» Prompt
Filter the entries that follow, copying every line in which the word "عليها" appears.
::: Task data
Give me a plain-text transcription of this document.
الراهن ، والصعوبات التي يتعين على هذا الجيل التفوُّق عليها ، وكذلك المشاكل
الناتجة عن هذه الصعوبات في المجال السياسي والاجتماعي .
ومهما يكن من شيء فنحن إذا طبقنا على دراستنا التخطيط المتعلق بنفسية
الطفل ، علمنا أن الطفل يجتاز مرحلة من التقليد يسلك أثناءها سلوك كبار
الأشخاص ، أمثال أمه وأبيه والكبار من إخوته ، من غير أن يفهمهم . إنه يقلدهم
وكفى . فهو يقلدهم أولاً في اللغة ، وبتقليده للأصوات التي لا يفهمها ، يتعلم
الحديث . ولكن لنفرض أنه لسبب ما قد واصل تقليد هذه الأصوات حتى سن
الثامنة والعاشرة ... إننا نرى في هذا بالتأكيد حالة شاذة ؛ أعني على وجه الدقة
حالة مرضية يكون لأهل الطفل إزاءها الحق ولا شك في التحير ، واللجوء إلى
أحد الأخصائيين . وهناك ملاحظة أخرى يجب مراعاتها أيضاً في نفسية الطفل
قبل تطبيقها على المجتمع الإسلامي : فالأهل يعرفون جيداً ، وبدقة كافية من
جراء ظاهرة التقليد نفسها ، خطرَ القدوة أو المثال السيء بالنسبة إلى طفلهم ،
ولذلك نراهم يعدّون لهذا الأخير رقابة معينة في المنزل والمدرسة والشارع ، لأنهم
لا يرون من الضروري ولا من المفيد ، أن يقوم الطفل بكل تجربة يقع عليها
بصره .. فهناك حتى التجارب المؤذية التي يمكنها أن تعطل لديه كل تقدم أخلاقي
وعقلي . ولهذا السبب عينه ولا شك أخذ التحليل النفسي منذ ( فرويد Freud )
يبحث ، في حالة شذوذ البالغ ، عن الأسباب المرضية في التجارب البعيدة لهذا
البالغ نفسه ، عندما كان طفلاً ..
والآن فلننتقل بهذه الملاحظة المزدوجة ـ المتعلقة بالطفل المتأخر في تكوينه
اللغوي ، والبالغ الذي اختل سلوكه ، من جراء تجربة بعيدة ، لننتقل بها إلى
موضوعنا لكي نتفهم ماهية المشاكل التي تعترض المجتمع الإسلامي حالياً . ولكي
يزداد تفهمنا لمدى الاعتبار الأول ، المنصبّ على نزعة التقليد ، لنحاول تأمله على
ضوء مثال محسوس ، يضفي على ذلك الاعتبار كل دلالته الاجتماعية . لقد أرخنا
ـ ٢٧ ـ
::::::
» Reply to the exercise
الراهن ، والصعوبات التي يتعين على هذا الجيل التفوُّق عليها ، وكذلك المشاكل
لا يرون من الضروري ولا من المفيد ، أن يقوم الطفل بكل تجربة يقع عليها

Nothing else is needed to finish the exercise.